• _Aim of the exercise_
Filter the records below and copy every line containing the word "Favours".
## BEGIN Task data
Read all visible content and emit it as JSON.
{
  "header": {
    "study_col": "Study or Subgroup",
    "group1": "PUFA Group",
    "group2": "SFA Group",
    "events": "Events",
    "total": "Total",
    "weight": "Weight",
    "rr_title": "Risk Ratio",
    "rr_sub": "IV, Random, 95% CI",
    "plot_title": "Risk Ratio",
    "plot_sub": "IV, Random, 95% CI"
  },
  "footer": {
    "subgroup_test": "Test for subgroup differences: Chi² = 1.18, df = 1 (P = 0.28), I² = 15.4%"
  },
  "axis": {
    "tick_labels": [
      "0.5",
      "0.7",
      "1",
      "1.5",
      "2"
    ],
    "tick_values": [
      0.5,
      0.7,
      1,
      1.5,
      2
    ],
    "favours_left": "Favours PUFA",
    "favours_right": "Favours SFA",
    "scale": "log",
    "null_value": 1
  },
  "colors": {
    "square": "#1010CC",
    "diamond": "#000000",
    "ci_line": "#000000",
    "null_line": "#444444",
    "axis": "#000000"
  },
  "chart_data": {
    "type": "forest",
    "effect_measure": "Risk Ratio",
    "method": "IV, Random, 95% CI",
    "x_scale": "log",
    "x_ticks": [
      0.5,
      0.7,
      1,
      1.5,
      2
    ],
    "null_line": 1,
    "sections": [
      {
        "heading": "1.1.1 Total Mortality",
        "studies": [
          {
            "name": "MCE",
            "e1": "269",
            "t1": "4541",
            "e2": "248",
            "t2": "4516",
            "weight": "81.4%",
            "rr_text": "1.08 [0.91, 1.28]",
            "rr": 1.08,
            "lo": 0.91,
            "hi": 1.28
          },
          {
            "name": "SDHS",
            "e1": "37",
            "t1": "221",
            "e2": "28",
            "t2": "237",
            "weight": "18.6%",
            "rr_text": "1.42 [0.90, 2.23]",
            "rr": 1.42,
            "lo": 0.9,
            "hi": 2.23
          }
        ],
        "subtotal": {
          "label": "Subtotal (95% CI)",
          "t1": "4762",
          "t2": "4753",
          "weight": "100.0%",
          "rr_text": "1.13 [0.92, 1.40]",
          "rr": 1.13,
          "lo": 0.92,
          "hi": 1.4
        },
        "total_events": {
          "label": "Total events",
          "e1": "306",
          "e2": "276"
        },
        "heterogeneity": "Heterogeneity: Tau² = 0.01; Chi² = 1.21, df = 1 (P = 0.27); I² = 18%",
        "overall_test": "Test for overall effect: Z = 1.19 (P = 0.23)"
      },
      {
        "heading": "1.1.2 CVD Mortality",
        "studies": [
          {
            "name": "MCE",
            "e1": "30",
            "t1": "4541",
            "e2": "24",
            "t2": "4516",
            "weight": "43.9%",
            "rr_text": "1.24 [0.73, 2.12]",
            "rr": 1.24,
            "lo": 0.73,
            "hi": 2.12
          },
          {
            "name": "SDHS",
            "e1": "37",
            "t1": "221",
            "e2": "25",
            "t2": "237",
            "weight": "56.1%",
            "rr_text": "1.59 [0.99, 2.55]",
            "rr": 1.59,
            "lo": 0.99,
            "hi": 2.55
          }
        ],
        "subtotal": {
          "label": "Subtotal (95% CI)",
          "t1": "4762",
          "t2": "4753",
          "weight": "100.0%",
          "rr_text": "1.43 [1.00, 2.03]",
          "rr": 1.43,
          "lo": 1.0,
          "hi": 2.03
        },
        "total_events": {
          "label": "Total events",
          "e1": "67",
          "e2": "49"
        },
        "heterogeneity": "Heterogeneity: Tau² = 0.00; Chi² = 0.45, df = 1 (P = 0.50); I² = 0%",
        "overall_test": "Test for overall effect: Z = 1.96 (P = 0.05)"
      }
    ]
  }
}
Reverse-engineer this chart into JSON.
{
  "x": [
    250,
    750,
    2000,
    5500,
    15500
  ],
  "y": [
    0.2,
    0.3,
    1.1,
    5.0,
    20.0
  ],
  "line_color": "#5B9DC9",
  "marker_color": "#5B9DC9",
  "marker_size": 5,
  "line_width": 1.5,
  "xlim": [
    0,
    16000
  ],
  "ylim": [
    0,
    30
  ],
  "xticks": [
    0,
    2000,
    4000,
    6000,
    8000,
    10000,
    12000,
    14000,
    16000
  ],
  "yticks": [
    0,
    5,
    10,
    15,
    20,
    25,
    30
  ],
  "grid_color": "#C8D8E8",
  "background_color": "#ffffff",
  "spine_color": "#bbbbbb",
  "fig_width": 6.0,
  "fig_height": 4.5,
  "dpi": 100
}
## END Task data
• _Full answer_
    "favours_left": "Favours PUFA",
    "favours_right": "Favours SFA",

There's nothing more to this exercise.